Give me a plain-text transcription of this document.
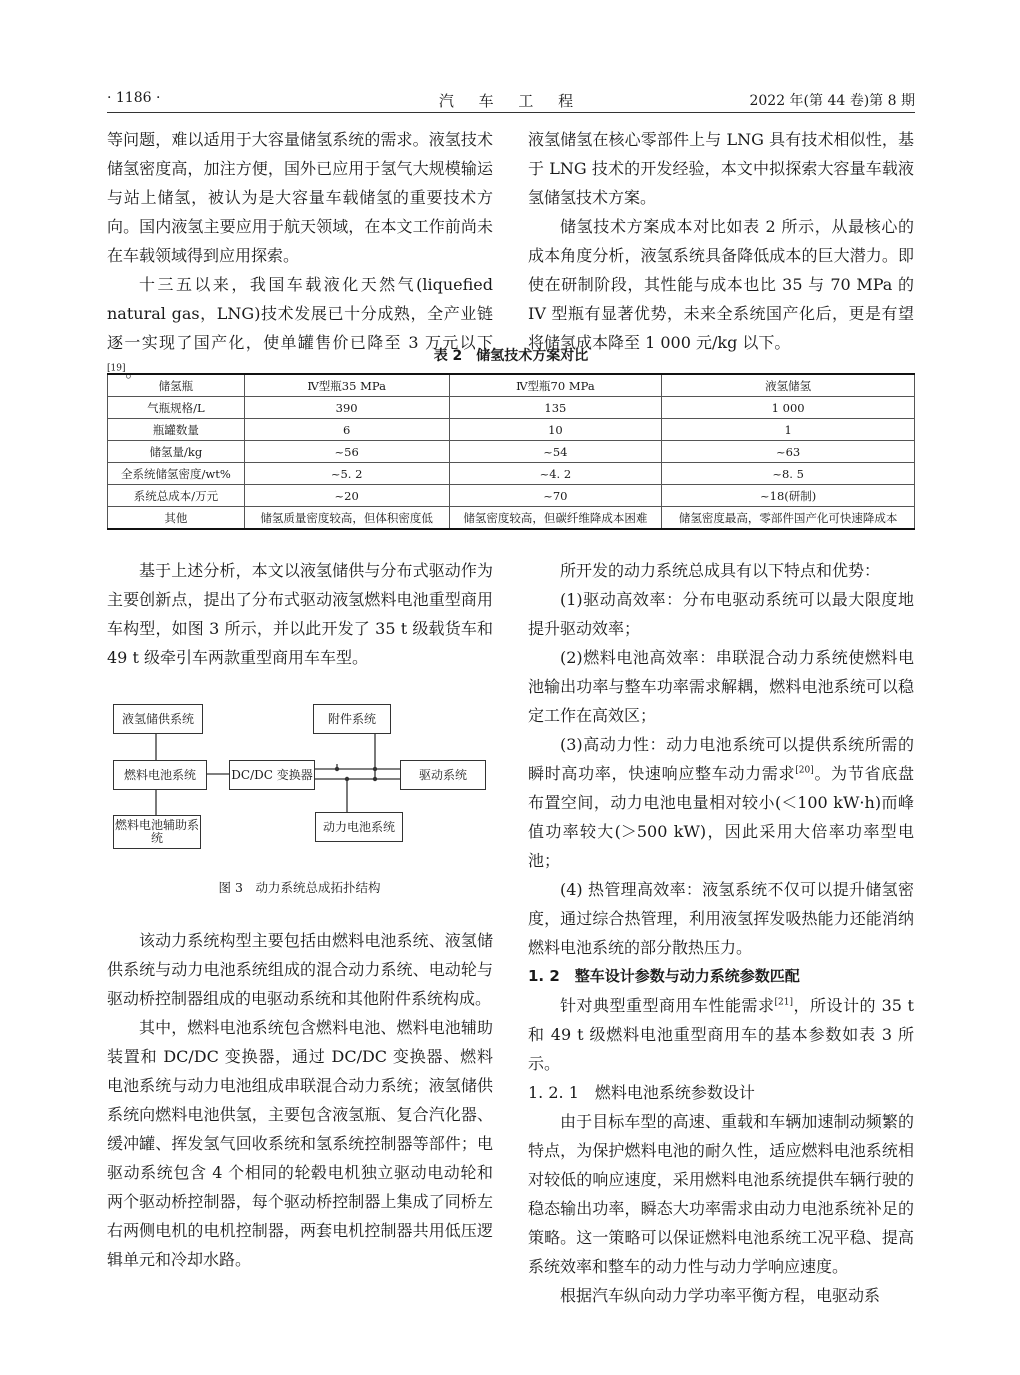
· 1186 ·	汽 车 工 程	2022 年(第 44 卷)第 8 期

等问题，难以适用于大容量储氢系统的需求。液氢技术储氢密度高，加注方便，国外已应用于氢气大规模输运与站上储氢，被认为是大容量车载储氢的重要技术方向。国内液氢主要应用于航天领域，在本文工作前尚未在车载领域得到应用探索。

十三五以来，我国车载液化天然气(liquefied natural gas，LNG)技术发展已十分成熟，全产业链逐一实现了国产化，使单罐售价已降至 3 万元以下[19]。

液氢储氢在核心零部件上与 LNG 具有技术相似性，基于 LNG 技术的开发经验，本文中拟探索大容量车载液氢储氢技术方案。

储氢技术方案成本对比如表 2 所示，从最核心的成本角度分析，液氢系统具备降低成本的巨大潜力。即使在研制阶段，其性能与成本也比 35 与 70 MPa 的 IV 型瓶有显著优势，未来全系统国产化后，更是有望将储氢成本降至 1 000 元/kg 以下。

表 2　储氢技术方案对比
储氢瓶	Ⅳ型瓶35 MPa	Ⅳ型瓶70 MPa	液氢储氢
气瓶规格/L	390	135	1 000
瓶罐数量	6	10	1
储氢量/kg	~56	~54	~63
全系统储氢密度/wt%	~5. 2	~4. 2	~8. 5
系统总成本/万元	~20	~70	~18(研制)
其他	储氢质量密度较高，但体积密度低	储氢密度较高，但碳纤维降成本困难	储氢密度最高，零部件国产化可快速降成本

基于上述分析，本文以液氢储供与分布式驱动作为主要创新点，提出了分布式驱动液氢燃料电池重型商用车构型，如图 3 所示，并以此开发了 35 t 级载货车和 49 t 级牵引车两款重型商用车车型。

液氢储供系统
燃料电池系统	DC/DC 变换器
附件系统
驱动系统
燃料电池辅助系统
动力电池系统
图 3　动力系统总成拓扑结构

该动力系统构型主要包括由燃料电池系统、液氢储供系统与动力电池系统组成的混合动力系统、电动轮与驱动桥控制器组成的电驱动系统和其他附件系统构成。

其中，燃料电池系统包含燃料电池、燃料电池辅助装置和 DC/DC 变换器，通过 DC/DC 变换器、燃料电池系统与动力电池组成串联混合动力系统；液氢储供系统向燃料电池供氢，主要包含液氢瓶、复合汽化器、缓冲罐、挥发氢气回收系统和氢系统控制器等部件；电驱动系统包含 4 个相同的轮毂电机独立驱动电动轮和两个驱动桥控制器，每个驱动桥控制器上集成了同桥左右两侧电机的电机控制器，两套电机控制器共用低压逻辑单元和冷却水路。

所开发的动力系统总成具有以下特点和优势：

(1)驱动高效率：分布电驱动系统可以最大限度地提升驱动效率；

(2)燃料电池高效率：串联混合动力系统使燃料电池输出功率与整车功率需求解耦，燃料电池系统可以稳定工作在高效区；

(3)高动力性：动力电池系统可以提供系统所需的瞬时高功率，快速响应整车动力需求[20]。为节省底盘布置空间，动力电池电量相对较小(＜100 kW·h)而峰值功率较大(＞500 kW)，因此采用大倍率功率型电池；

(4) 热管理高效率：液氢系统不仅可以提升储氢密度，通过综合热管理，利用液氢挥发吸热能力还能消纳燃料电池系统的部分散热压力。

1. 2　整车设计参数与动力系统参数匹配

针对典型重型商用车性能需求[21]，所设计的 35 t 和 49 t 级燃料电池重型商用车的基本参数如表 3 所示。

1. 2. 1　燃料电池系统参数设计

由于目标车型的高速、重载和车辆加速制动频繁的特点，为保护燃料电池的耐久性，适应燃料电池系统相对较低的响应速度，采用燃料电池系统提供车辆行驶的稳态输出功率，瞬态大功率需求由动力电池系统补足的策略。这一策略可以保证燃料电池系统工况平稳、提高系统效率和整车的动力性与动力学响应速度。

根据汽车纵向动力学功率平衡方程，电驱动系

☆ ☆ ☆ ☆ ☆ ☆ ☆

• WHAT TO PRODUCE: All of the entries need to be transcribed word for word; pictures are left out.

• ANSWER TO THE PROBLEM:
Give me a plain-text transcription of this document.
· 1186 ·	汽 车 工 程	2022 年(第 44 卷)第 8 期

等问题，难以适用于大容量储氢系统的需求。液氢技术储氢密度高，加注方便，国外已应用于氢气大规模输运与站上储氢，被认为是大容量车载储氢的重要技术方向。国内液氢主要应用于航天领域，在本文工作前尚未在车载领域得到应用探索。

十三五以来，我国车载液化天然气(liquefied natural gas，LNG)技术发展已十分成熟，全产业链逐一实现了国产化，使单罐售价已降至 3 万元以下[19]。

液氢储氢在核心零部件上与 LNG 具有技术相似性，基于 LNG 技术的开发经验，本文中拟探索大容量车载液氢储氢技术方案。

储氢技术方案成本对比如表 2 所示，从最核心的成本角度分析，液氢系统具备降低成本的巨大潜力。即使在研制阶段，其性能与成本也比 35 与 70 MPa 的 IV 型瓶有显著优势，未来全系统国产化后，更是有望将储氢成本降至 1 000 元/kg 以下。

表 2　储氢技术方案对比
储氢瓶	Ⅳ型瓶35 MPa	Ⅳ型瓶70 MPa	液氢储氢
气瓶规格/L	390	135	1 000
瓶罐数量	6	10	1
储氢量/kg	~56	~54	~63
全系统储氢密度/wt%	~5. 2	~4. 2	~8. 5
系统总成本/万元	~20	~70	~18(研制)
其他	储氢质量密度较高，但体积密度低	储氢密度较高，但碳纤维降成本困难	储氢密度最高，零部件国产化可快速降成本

基于上述分析，本文以液氢储供与分布式驱动作为主要创新点，提出了分布式驱动液氢燃料电池重型商用车构型，如图 3 所示，并以此开发了 35 t 级载货车和 49 t 级牵引车两款重型商用车车型。

液氢储供系统
燃料电池系统	DC/DC 变换器
附件系统
驱动系统
燃料电池辅助系统
动力电池系统
图 3　动力系统总成拓扑结构

该动力系统构型主要包括由燃料电池系统、液氢储供系统与动力电池系统组成的混合动力系统、电动轮与驱动桥控制器组成的电驱动系统和其他附件系统构成。

其中，燃料电池系统包含燃料电池、燃料电池辅助装置和 DC/DC 变换器，通过 DC/DC 变换器、燃料电池系统与动力电池组成串联混合动力系统；液氢储供系统向燃料电池供氢，主要包含液氢瓶、复合汽化器、缓冲罐、挥发氢气回收系统和氢系统控制器等部件；电驱动系统包含 4 个相同的轮毂电机独立驱动电动轮和两个驱动桥控制器，每个驱动桥控制器上集成了同桥左右两侧电机的电机控制器，两套电机控制器共用低压逻辑单元和冷却水路。

所开发的动力系统总成具有以下特点和优势：

(1)驱动高效率：分布电驱动系统可以最大限度地提升驱动效率；

(2)燃料电池高效率：串联混合动力系统使燃料电池输出功率与整车功率需求解耦，燃料电池系统可以稳定工作在高效区；

(3)高动力性：动力电池系统可以提供系统所需的瞬时高功率，快速响应整车动力需求[20]。为节省底盘布置空间，动力电池电量相对较小(＜100 kW·h)而峰值功率较大(＞500 kW)，因此采用大倍率功率型电池；

(4) 热管理高效率：液氢系统不仅可以提升储氢密度，通过综合热管理，利用液氢挥发吸热能力还能消纳燃料电池系统的部分散热压力。

1. 2　整车设计参数与动力系统参数匹配

针对典型重型商用车性能需求[21]，所设计的 35 t 和 49 t 级燃料电池重型商用车的基本参数如表 3 所示。

1. 2. 1　燃料电池系统参数设计

由于目标车型的高速、重载和车辆加速制动频繁的特点，为保护燃料电池的耐久性，适应燃料电池系统相对较低的响应速度，采用燃料电池系统提供车辆行驶的稳态输出功率，瞬态大功率需求由动力电池系统补足的策略。这一策略可以保证燃料电池系统工况平稳、提高系统效率和整车的动力性与动力学响应速度。

根据汽车纵向动力学功率平衡方程，电驱动系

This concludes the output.